[Start of Attachment]

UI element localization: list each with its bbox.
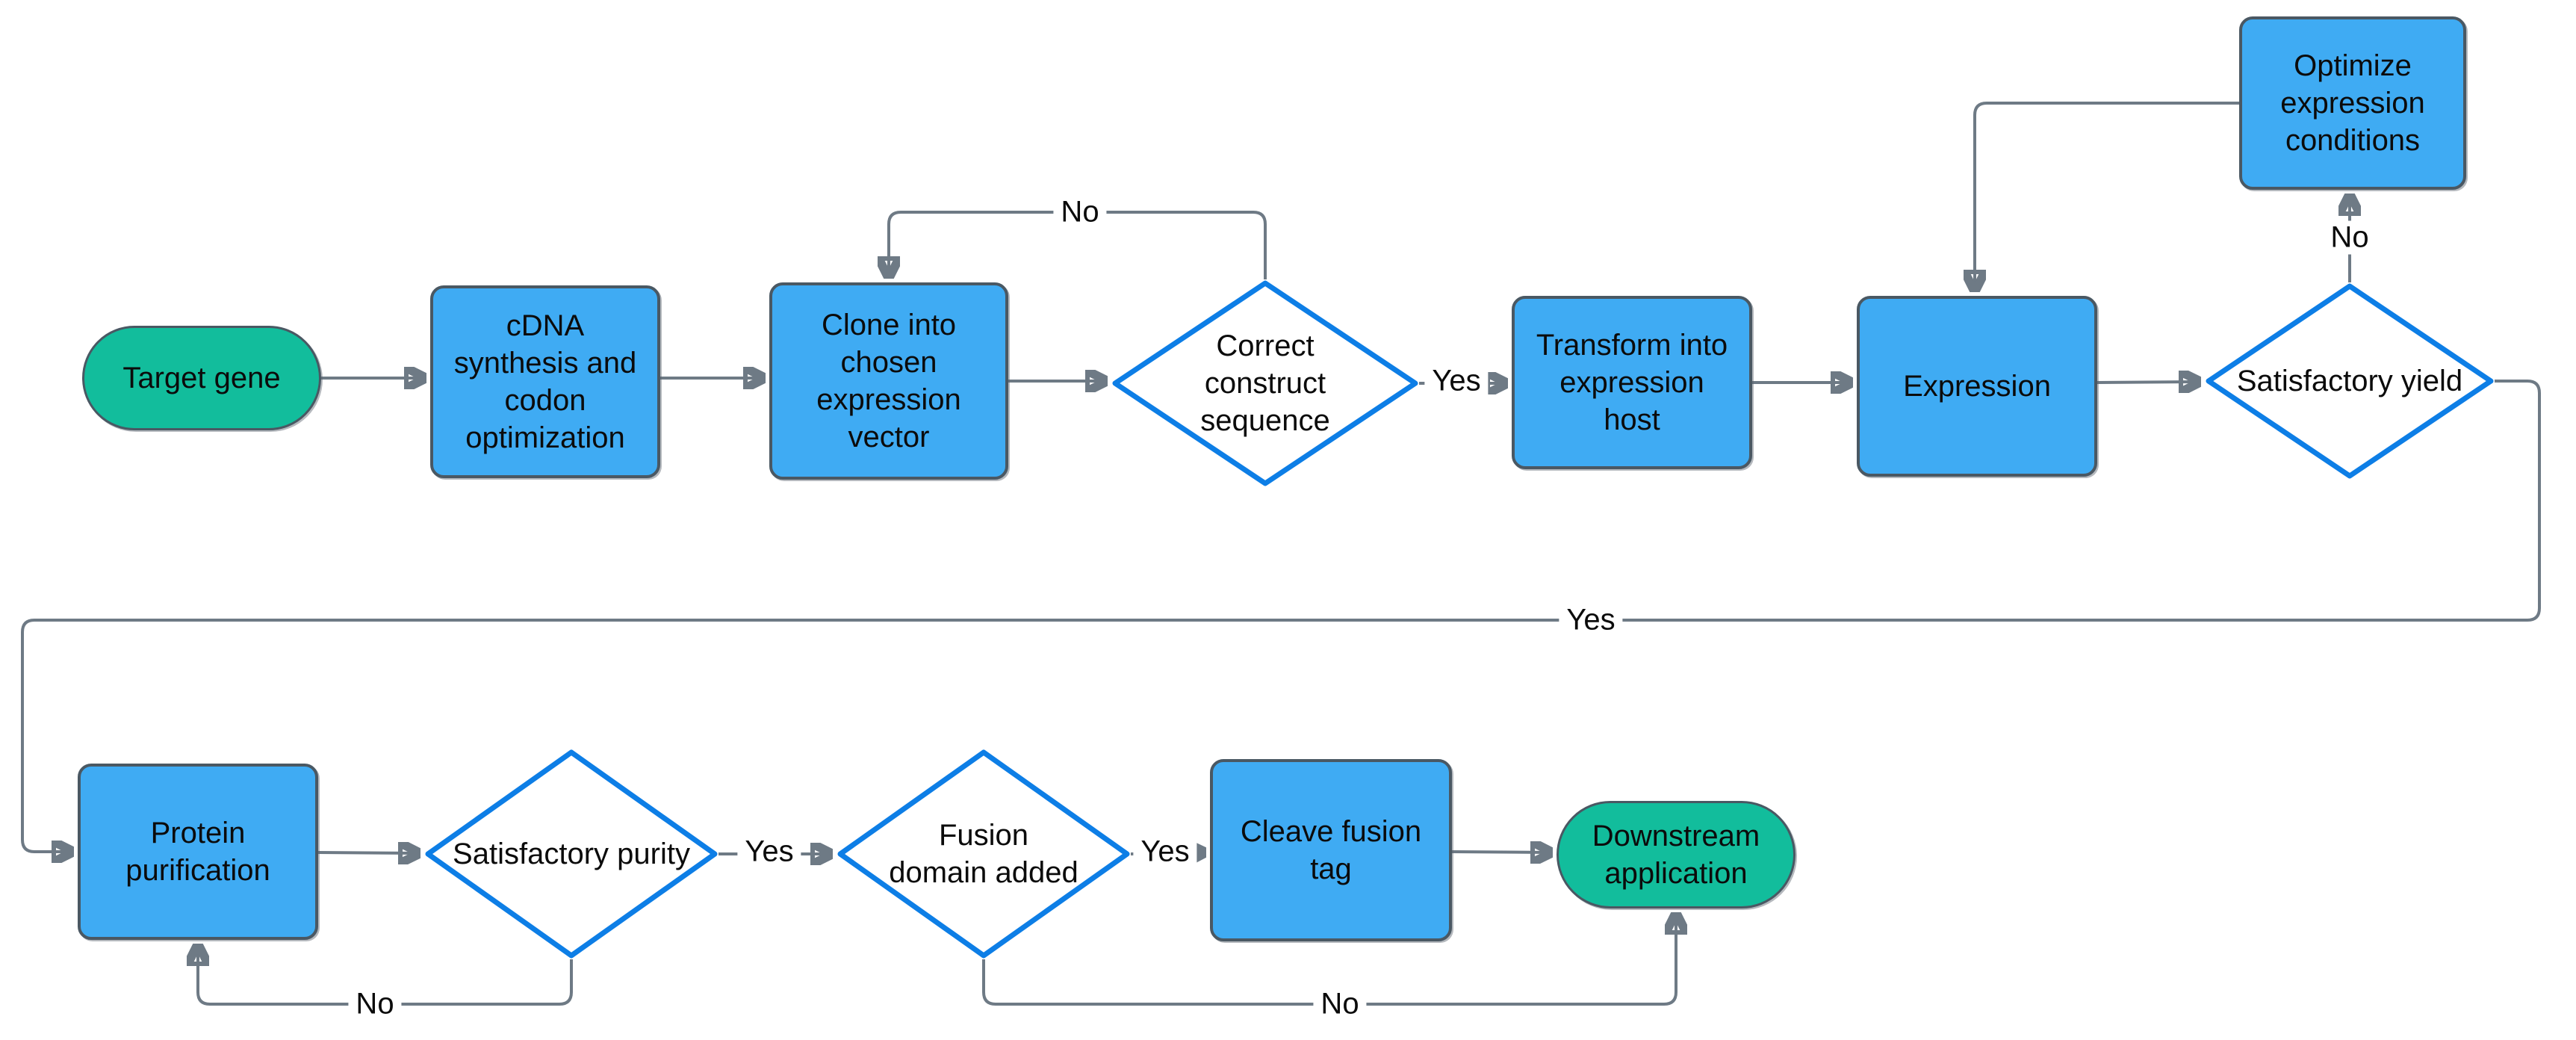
edge-label-yes-construct: Yes bbox=[1424, 364, 1489, 398]
node-satisfactory-yield: Satisfactory yield bbox=[2205, 282, 2495, 480]
decision-label: Satisfactory yield bbox=[2236, 365, 2463, 397]
node-cleave-fusion-tag: Cleave fusion tag bbox=[1210, 759, 1452, 941]
decision-diamond-shape bbox=[2206, 283, 2494, 479]
decision-diamond-shape bbox=[425, 749, 718, 959]
node-downstream-application: Downstream application bbox=[1557, 801, 1796, 909]
edge-expression-to-yield bbox=[2097, 382, 2199, 383]
node-optimize-conditions: Optimize expression conditions bbox=[2239, 16, 2466, 190]
node-clone-vector: Clone into chosen expression vector bbox=[769, 282, 1008, 480]
edge-label-no-construct: No bbox=[1053, 195, 1107, 229]
decision-label: Satisfactory purity bbox=[453, 838, 690, 870]
decision-diamond-shape bbox=[837, 749, 1130, 959]
node-transform-host: Transform into expression host bbox=[1512, 296, 1752, 469]
node-protein-purification: Protein purification bbox=[78, 764, 318, 940]
edge-optimize-to-expression bbox=[1975, 102, 2239, 290]
decision-label: Fusion domain added bbox=[889, 819, 1078, 889]
edge-label-no-yield: No bbox=[2323, 220, 2377, 255]
decision-label: Correct construct sequence bbox=[1200, 329, 1330, 437]
node-target-gene: Target gene bbox=[82, 326, 321, 430]
decision-diamond-shape bbox=[1112, 280, 1418, 486]
node-correct-construct-sequence: Correct construct sequence bbox=[1111, 279, 1419, 487]
edge-label-yes-yield: Yes bbox=[1559, 603, 1623, 637]
edge-label-yes-purity: Yes bbox=[737, 835, 801, 869]
edge-label-yes-fusion: Yes bbox=[1133, 835, 1197, 869]
edge-label-no-purity: No bbox=[348, 987, 402, 1021]
node-expression: Expression bbox=[1857, 296, 2097, 477]
node-cdna-synthesis: cDNA synthesis and codon optimization bbox=[430, 285, 660, 478]
edge-label-no-fusion: No bbox=[1313, 987, 1367, 1021]
node-satisfactory-purity: Satisfactory purity bbox=[424, 749, 719, 959]
edge-purification-to-purity bbox=[317, 852, 418, 853]
edge-yield-yes-long bbox=[21, 380, 2541, 852]
node-fusion-domain-added: Fusion domain added bbox=[837, 749, 1131, 959]
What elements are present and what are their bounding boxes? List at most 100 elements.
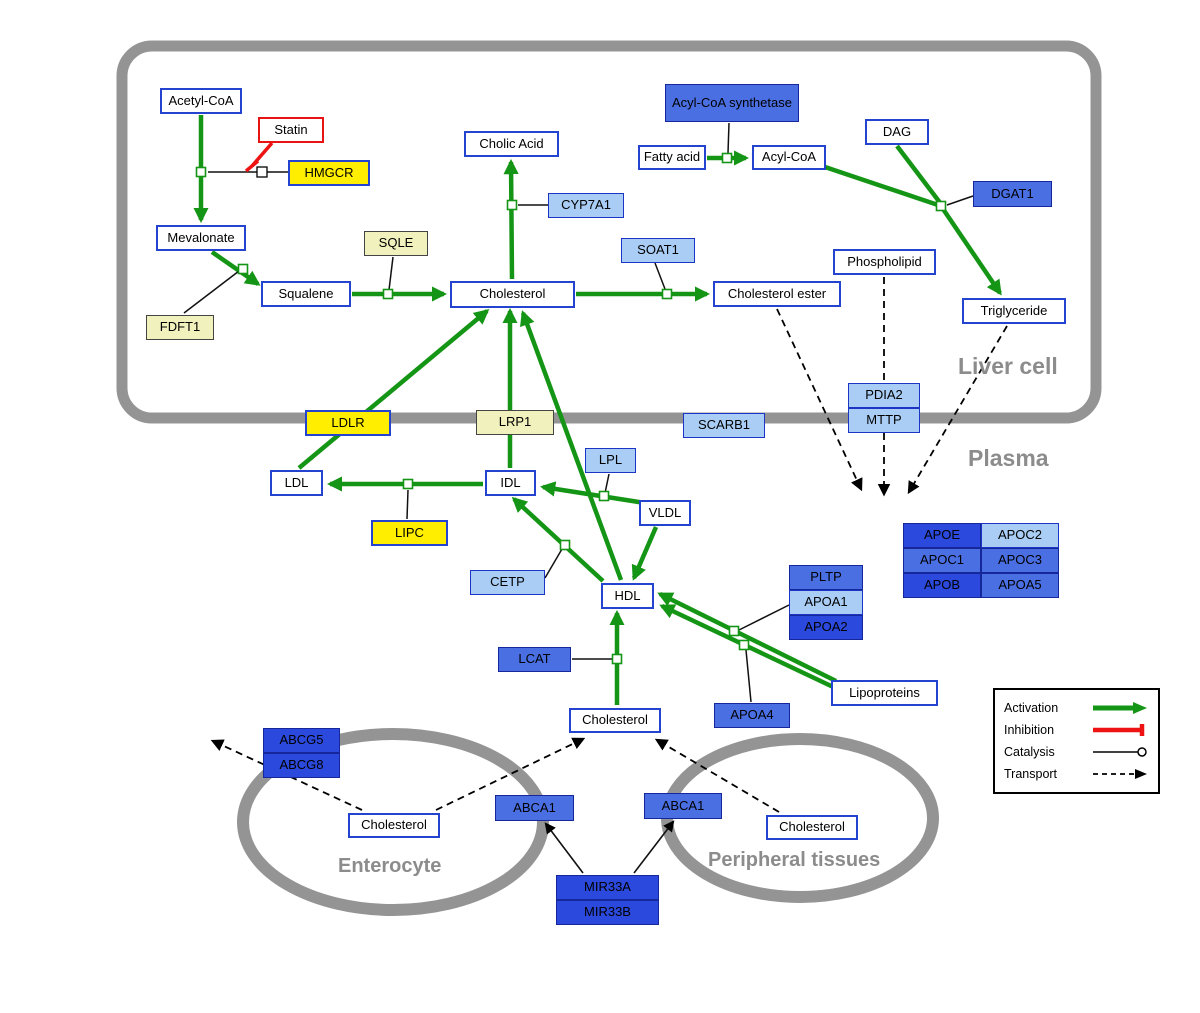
node-mir33a[interactable]: MIR33A bbox=[556, 875, 659, 900]
catalysis-dgat1 bbox=[946, 195, 974, 206]
edge-mevalonate-squalene bbox=[210, 250, 261, 286]
edge-mir33-abca1-peripheral bbox=[633, 820, 675, 874]
node-lipoproteins[interactable]: Lipoproteins bbox=[831, 680, 938, 706]
edge-mir33-abca1-enterocyte bbox=[544, 822, 584, 874]
node-acyl-coa[interactable]: Acyl-CoA bbox=[752, 145, 826, 170]
node-cholesterol-enterocyte[interactable]: Cholesterol bbox=[348, 813, 440, 838]
node-cetp[interactable]: CETP bbox=[470, 570, 545, 595]
liver-cell-label: Liver cell bbox=[958, 353, 1058, 379]
edge-acylcoa-dgat-junction bbox=[821, 163, 942, 209]
node-pltp[interactable]: PLTP bbox=[789, 565, 863, 590]
node-hmgcr[interactable]: HMGCR bbox=[288, 160, 370, 186]
transport-triglyceride-plasma bbox=[907, 325, 1008, 495]
node-mttp[interactable]: MTTP bbox=[848, 408, 920, 433]
activation-arrow-icon bbox=[1093, 702, 1147, 714]
legend: Activation Inhibition Catalysis Transpor… bbox=[993, 688, 1160, 794]
node-apoa5[interactable]: APOA5 bbox=[981, 573, 1059, 598]
legend-inhibition-label: Inhibition bbox=[1004, 723, 1055, 737]
node-apoc3[interactable]: APOC3 bbox=[981, 548, 1059, 573]
node-mevalonate[interactable]: Mevalonate bbox=[156, 225, 246, 251]
node-abcg8[interactable]: ABCG8 bbox=[263, 753, 340, 778]
mir33-edges bbox=[544, 820, 675, 874]
edge-vldl-hdl bbox=[631, 526, 659, 581]
legend-inhibition: Inhibition bbox=[1004, 719, 1149, 741]
node-hdl[interactable]: HDL bbox=[601, 583, 654, 609]
node-dgat1[interactable]: DGAT1 bbox=[973, 181, 1052, 207]
legend-transport-label: Transport bbox=[1004, 767, 1058, 781]
node-acetyl-coa[interactable]: Acetyl-CoA bbox=[160, 88, 242, 114]
edge-hdl-idl-cetp bbox=[511, 496, 605, 583]
edge-lipoproteins-hdl-lower bbox=[659, 603, 849, 697]
node-soat1[interactable]: SOAT1 bbox=[621, 238, 695, 263]
node-ldlr[interactable]: LDLR bbox=[305, 410, 391, 436]
transport-cholesterol-abcg5g8 bbox=[210, 739, 363, 811]
node-mir33b[interactable]: MIR33B bbox=[556, 900, 659, 925]
node-fatty-acid[interactable]: Fatty acid bbox=[638, 145, 706, 170]
node-lcat[interactable]: LCAT bbox=[498, 647, 571, 672]
node-lrp1[interactable]: LRP1 bbox=[476, 410, 554, 435]
node-apoa4[interactable]: APOA4 bbox=[714, 703, 790, 728]
node-abca1-enterocyte[interactable]: ABCA1 bbox=[495, 795, 574, 821]
inhibition-tbar-icon bbox=[1093, 724, 1145, 736]
node-phospholipid[interactable]: Phospholipid bbox=[833, 249, 936, 275]
edge-lipoproteins-hdl-upper bbox=[657, 591, 837, 684]
catalysis-apoa-group bbox=[738, 604, 790, 631]
node-triglyceride[interactable]: Triglyceride bbox=[962, 298, 1066, 324]
inhibition-statin-tbar bbox=[244, 159, 260, 173]
membranes bbox=[116, 40, 1102, 916]
node-lipc[interactable]: LIPC bbox=[371, 520, 448, 546]
node-fdft1[interactable]: FDFT1 bbox=[146, 315, 214, 340]
node-lpl[interactable]: LPL bbox=[585, 448, 636, 473]
node-squalene[interactable]: Squalene bbox=[261, 281, 351, 307]
node-cholic-acid[interactable]: Cholic Acid bbox=[464, 131, 559, 157]
node-apoc2[interactable]: APOC2 bbox=[981, 523, 1059, 548]
catalysis-cetp bbox=[544, 548, 563, 579]
catalysis-port-hmgcr bbox=[256, 166, 268, 178]
node-cholesterol-peripheral[interactable]: Cholesterol bbox=[766, 815, 858, 840]
node-pdia2[interactable]: PDIA2 bbox=[848, 383, 920, 408]
node-statin[interactable]: Statin bbox=[258, 117, 324, 143]
edge-hdl-cholesterol-liver bbox=[520, 310, 624, 581]
node-sqle[interactable]: SQLE bbox=[364, 231, 428, 256]
catalysis-apoa4 bbox=[745, 649, 752, 703]
catalysis-lipc bbox=[406, 489, 409, 520]
node-apoa2[interactable]: APOA2 bbox=[789, 615, 863, 640]
node-idl[interactable]: IDL bbox=[485, 470, 536, 496]
node-apob[interactable]: APOB bbox=[903, 573, 981, 598]
reaction-nodes bbox=[195, 152, 947, 665]
legend-catalysis-label: Catalysis bbox=[1004, 745, 1055, 759]
node-cholesterol-plasma[interactable]: Cholesterol bbox=[569, 708, 661, 733]
edge-dag-dgat-junction bbox=[895, 144, 943, 206]
legend-activation: Activation bbox=[1004, 697, 1149, 719]
plasma-label: Plasma bbox=[968, 445, 1049, 471]
node-cholesterol-ester[interactable]: Cholesterol ester bbox=[713, 281, 841, 307]
node-acyl-coa-synthetase[interactable]: Acyl-CoA synthetase bbox=[665, 84, 799, 122]
inhibition-edge bbox=[244, 141, 274, 173]
node-vldl[interactable]: VLDL bbox=[639, 500, 691, 526]
node-scarb1[interactable]: SCARB1 bbox=[683, 413, 765, 438]
node-apoc1[interactable]: APOC1 bbox=[903, 548, 981, 573]
liver-cell-membrane bbox=[116, 40, 1102, 424]
edge-cholesterol-cholicacid bbox=[503, 158, 519, 280]
enterocyte-membrane bbox=[237, 728, 549, 916]
node-abca1-peripheral[interactable]: ABCA1 bbox=[644, 793, 722, 819]
catalysis-soat1 bbox=[654, 262, 666, 290]
edge-ldl-ldlr-cholesterol bbox=[297, 309, 490, 470]
node-cholesterol-liver[interactable]: Cholesterol bbox=[450, 281, 575, 308]
legend-catalysis: Catalysis bbox=[1004, 741, 1149, 763]
node-abcg5[interactable]: ABCG5 bbox=[263, 728, 340, 753]
edge-dgat-junction-triglyceride bbox=[939, 204, 1002, 296]
transport-enterocyte-cholesterol-plasma bbox=[435, 737, 586, 811]
catalysis-circle-icon bbox=[1093, 747, 1147, 757]
activation-edges bbox=[193, 115, 1002, 705]
node-apoa1[interactable]: APOA1 bbox=[789, 590, 863, 615]
node-dag[interactable]: DAG bbox=[865, 119, 929, 145]
catalysis-edges bbox=[183, 122, 974, 703]
node-ldl[interactable]: LDL bbox=[270, 470, 323, 496]
transport-dashed-arrow-icon bbox=[1093, 769, 1147, 779]
node-apoe[interactable]: APOE bbox=[903, 523, 981, 548]
catalysis-fdft1 bbox=[183, 270, 240, 314]
node-cyp7a1[interactable]: CYP7A1 bbox=[548, 193, 624, 218]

[End of Attachment]

What you have to do => Each line of the data that holds "mevalonate" should be reported.

Solution below =>
edge-mevalonate-squalene bbox=[210, 250, 261, 286]
node-mevalonate[interactable]: Mevalonate bbox=[156, 225, 246, 251]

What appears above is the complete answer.